» **YOUR GOAL**: Scan the data beneath this task and copy each line that includes "харчову".

** begin RECORDS TO USE **

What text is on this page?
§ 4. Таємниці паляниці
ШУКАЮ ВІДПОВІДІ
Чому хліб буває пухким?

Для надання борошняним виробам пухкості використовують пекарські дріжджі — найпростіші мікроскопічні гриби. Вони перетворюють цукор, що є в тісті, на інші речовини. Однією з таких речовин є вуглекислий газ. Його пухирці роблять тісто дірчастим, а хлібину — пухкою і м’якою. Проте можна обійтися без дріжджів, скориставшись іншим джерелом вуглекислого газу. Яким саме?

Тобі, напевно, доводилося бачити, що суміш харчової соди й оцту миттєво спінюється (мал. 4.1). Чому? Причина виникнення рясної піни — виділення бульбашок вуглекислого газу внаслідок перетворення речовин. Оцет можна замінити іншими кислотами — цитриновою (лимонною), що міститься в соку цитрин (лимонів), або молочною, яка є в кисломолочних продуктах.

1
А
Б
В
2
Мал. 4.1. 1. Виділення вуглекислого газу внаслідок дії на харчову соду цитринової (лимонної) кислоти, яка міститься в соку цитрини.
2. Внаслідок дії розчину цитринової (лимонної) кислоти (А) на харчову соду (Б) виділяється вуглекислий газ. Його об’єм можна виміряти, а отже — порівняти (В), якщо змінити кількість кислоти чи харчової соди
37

** end RECORDS TO USE **

» **SOLUTION TO THE PROBLEM**:
Мал. 4.1. 1. Виділення вуглекислого газу внаслідок дії на харчову соду цитринової (лимонної) кислоти, яка міститься в соку цитрини.
2. Внаслідок дії розчину цитринової (лимонної) кислоти (А) на харчову соду (Б) виділяється вуглекислий газ. Його об’єм можна виміряти, а отже — порівняти (В), якщо змінити кількість кислоти чи харчової соди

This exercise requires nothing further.